[Start Record list]

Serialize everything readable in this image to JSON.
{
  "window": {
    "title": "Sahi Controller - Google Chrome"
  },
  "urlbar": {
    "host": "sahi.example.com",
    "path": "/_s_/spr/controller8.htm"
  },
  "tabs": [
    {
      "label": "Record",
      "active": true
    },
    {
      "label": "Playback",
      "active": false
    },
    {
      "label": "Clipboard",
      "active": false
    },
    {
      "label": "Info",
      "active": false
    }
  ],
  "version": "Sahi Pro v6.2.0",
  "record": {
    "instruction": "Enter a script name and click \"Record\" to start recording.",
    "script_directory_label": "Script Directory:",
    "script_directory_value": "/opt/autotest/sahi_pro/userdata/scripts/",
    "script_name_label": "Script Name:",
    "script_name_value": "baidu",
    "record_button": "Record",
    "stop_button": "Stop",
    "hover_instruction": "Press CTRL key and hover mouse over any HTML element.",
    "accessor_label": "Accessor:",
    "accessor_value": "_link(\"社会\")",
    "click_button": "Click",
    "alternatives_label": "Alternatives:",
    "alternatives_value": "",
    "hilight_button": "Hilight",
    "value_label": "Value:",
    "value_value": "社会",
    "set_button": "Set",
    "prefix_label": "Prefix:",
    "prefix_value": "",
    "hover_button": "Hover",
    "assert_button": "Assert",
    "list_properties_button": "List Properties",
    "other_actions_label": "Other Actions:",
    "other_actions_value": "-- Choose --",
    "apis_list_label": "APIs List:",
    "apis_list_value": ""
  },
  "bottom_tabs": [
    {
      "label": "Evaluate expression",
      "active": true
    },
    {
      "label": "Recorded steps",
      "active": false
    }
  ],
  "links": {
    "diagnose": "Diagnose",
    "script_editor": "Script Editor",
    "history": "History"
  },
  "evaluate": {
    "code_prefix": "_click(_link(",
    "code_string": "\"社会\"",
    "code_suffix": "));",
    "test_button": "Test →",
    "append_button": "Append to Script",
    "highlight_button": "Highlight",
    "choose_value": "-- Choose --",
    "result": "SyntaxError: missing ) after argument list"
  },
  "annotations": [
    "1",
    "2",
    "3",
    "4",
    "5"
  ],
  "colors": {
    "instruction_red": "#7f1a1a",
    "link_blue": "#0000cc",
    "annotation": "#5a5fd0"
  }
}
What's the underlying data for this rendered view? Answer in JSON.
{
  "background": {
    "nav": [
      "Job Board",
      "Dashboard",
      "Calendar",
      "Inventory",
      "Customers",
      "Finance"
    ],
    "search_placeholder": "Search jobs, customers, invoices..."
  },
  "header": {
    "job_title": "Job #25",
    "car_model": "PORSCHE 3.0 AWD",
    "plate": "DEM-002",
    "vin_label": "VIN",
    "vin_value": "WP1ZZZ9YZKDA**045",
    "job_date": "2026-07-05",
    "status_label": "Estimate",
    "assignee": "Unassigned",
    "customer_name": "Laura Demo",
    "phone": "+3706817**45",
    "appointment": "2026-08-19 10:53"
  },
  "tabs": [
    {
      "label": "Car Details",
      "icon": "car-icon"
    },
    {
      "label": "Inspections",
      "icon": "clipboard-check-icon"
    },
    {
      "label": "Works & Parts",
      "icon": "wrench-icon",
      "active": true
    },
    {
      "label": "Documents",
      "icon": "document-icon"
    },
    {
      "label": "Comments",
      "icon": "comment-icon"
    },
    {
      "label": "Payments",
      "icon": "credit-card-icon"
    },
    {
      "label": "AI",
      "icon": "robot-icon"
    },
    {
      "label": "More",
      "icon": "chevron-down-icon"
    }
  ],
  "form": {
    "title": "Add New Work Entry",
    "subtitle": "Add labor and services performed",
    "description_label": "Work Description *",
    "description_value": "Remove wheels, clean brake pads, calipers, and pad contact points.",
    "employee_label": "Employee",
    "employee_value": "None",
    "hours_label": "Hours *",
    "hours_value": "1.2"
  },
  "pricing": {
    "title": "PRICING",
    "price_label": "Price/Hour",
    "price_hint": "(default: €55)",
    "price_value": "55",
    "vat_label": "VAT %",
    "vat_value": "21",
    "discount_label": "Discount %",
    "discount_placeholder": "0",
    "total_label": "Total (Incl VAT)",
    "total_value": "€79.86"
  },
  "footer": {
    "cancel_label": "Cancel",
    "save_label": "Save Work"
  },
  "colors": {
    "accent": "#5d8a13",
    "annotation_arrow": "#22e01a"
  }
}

[End Record list]
[Start Record list]

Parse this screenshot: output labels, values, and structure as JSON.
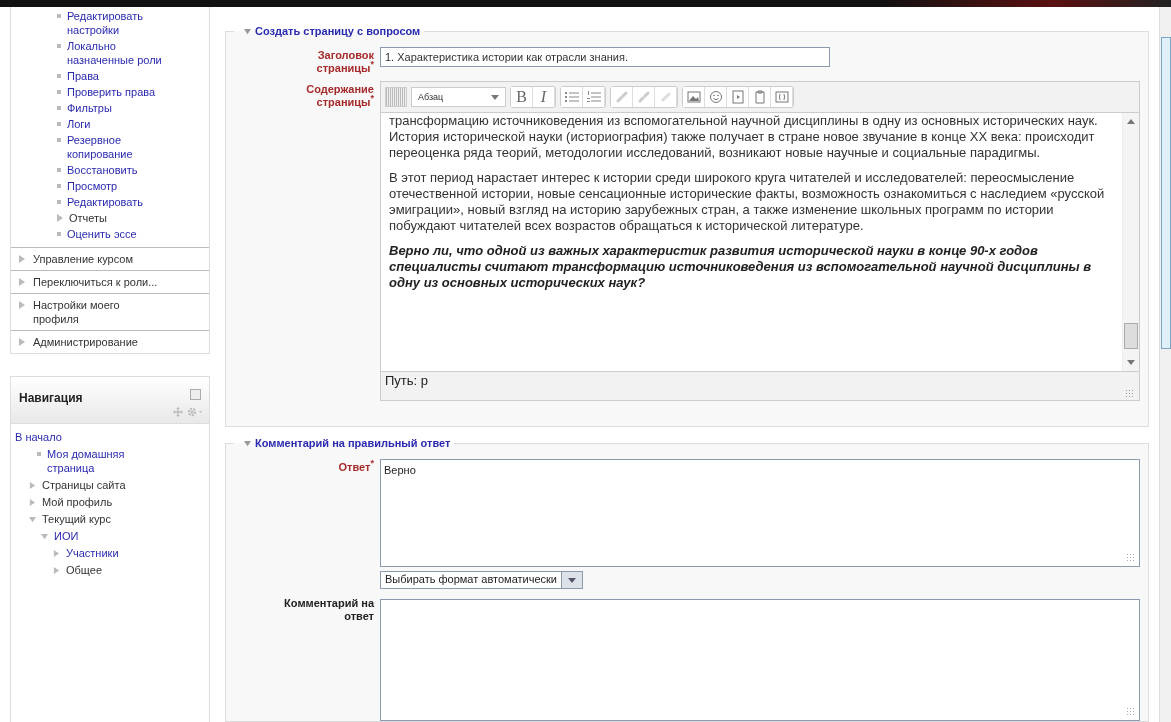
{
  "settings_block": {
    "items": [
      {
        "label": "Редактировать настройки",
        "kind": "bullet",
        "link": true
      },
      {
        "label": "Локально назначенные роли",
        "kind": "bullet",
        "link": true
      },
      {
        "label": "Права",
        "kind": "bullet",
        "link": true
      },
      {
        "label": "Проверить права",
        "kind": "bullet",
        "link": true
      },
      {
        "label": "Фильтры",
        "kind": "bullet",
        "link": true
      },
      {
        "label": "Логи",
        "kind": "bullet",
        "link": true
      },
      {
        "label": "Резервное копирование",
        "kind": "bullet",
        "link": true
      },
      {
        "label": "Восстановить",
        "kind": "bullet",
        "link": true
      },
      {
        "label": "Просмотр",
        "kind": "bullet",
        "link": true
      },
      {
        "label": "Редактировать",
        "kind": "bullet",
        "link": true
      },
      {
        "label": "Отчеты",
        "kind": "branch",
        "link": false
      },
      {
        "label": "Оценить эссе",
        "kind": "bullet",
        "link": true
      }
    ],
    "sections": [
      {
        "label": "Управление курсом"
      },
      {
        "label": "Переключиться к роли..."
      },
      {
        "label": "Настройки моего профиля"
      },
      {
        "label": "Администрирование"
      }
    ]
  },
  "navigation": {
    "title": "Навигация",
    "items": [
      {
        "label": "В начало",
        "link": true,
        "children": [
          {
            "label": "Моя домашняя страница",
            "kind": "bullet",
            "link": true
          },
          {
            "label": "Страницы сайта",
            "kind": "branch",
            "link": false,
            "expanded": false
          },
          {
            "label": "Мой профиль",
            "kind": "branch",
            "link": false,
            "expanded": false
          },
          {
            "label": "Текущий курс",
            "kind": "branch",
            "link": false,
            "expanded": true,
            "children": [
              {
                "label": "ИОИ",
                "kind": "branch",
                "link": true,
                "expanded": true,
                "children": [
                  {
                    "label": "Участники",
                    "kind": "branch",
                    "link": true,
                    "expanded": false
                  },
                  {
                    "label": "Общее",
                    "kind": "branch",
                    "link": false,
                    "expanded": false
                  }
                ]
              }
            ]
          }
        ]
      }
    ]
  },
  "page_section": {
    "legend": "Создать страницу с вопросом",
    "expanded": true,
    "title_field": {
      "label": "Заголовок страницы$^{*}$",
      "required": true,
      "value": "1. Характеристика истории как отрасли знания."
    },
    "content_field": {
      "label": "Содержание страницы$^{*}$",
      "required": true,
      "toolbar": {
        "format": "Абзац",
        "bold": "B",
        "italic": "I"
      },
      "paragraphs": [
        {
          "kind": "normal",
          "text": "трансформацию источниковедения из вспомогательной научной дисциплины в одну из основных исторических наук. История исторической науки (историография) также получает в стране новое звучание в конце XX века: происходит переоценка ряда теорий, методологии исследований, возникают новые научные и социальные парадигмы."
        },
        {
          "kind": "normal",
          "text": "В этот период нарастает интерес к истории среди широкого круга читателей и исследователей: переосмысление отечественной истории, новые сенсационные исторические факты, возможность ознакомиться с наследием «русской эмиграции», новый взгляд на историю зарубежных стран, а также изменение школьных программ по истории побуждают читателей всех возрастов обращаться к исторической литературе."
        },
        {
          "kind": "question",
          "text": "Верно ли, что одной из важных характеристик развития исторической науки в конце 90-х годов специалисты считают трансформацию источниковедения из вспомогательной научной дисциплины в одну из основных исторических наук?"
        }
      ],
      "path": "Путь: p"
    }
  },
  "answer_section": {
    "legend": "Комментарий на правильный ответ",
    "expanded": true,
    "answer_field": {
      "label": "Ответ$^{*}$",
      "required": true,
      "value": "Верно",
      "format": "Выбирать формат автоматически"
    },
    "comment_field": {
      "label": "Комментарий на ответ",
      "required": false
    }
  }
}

[End Record list]
[Start Record list]

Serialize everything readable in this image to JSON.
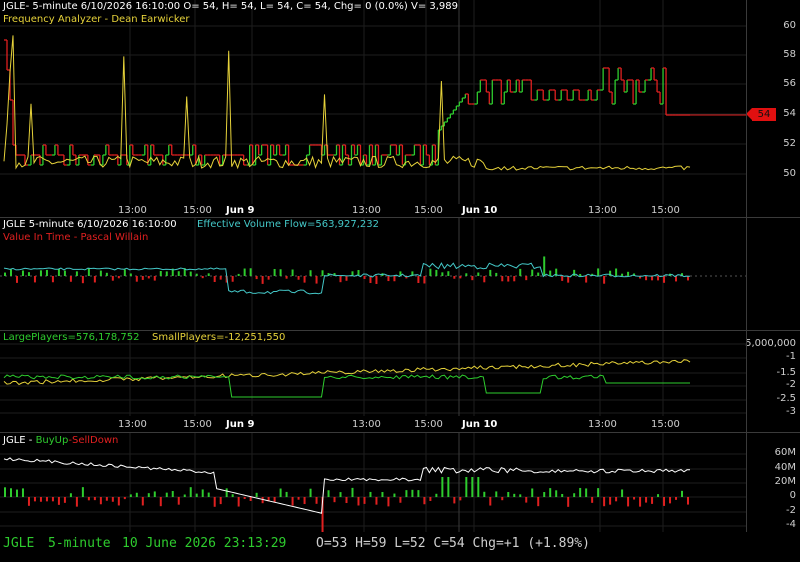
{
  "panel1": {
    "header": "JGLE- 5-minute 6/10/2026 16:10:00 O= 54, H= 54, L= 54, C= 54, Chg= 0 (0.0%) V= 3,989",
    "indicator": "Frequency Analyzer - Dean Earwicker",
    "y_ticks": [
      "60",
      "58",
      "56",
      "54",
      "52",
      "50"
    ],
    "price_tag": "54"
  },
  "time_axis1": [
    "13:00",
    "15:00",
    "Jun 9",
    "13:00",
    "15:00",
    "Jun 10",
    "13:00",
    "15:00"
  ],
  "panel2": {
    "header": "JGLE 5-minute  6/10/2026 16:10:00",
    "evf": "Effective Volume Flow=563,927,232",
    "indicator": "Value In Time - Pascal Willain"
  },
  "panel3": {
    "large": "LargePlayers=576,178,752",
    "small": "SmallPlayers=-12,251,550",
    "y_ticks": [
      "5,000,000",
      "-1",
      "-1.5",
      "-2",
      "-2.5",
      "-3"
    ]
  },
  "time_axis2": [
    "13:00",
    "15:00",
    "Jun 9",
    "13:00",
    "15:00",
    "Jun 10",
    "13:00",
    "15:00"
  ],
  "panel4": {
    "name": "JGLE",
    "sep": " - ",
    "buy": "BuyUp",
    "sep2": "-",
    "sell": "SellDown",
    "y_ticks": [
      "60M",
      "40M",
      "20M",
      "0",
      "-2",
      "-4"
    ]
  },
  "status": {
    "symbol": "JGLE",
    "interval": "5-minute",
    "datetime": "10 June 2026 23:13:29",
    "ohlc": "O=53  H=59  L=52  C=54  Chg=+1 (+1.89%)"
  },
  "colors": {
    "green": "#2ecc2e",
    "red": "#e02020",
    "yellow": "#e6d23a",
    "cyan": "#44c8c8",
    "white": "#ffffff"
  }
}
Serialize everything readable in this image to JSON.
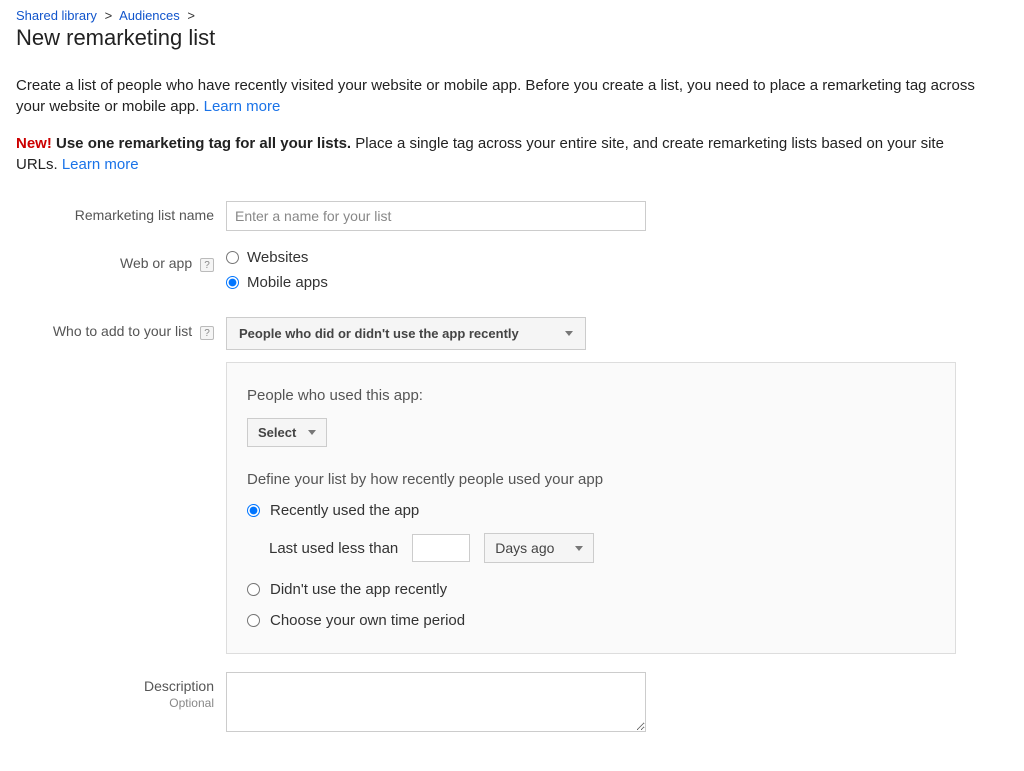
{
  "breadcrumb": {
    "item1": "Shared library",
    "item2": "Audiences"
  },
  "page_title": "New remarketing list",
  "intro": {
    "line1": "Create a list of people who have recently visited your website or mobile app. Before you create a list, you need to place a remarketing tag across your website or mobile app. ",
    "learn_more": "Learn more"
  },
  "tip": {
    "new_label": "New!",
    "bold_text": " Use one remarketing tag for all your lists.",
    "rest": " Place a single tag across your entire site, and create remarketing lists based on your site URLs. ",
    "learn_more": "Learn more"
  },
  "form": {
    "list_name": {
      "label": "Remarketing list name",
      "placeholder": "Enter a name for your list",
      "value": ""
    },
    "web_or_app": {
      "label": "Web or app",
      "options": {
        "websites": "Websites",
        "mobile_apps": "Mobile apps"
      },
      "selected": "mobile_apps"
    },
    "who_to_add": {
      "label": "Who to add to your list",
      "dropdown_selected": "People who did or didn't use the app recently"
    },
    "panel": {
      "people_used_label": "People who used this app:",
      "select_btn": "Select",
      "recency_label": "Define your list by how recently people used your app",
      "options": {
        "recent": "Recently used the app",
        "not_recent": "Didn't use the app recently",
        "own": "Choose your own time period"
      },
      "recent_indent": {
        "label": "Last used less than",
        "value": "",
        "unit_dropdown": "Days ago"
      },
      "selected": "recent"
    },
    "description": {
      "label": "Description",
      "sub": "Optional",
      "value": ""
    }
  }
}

[End Record list]

Pull out the lines above in which the word "create" appears.

    "line1": "Create a list of people who have recently visited your website or mobile app. Before you create a list, you need to place a remarketing tag across your website or mobile app. ",
    "rest": " Place a single tag across your entire site, and create remarketing lists based on your site URLs. ",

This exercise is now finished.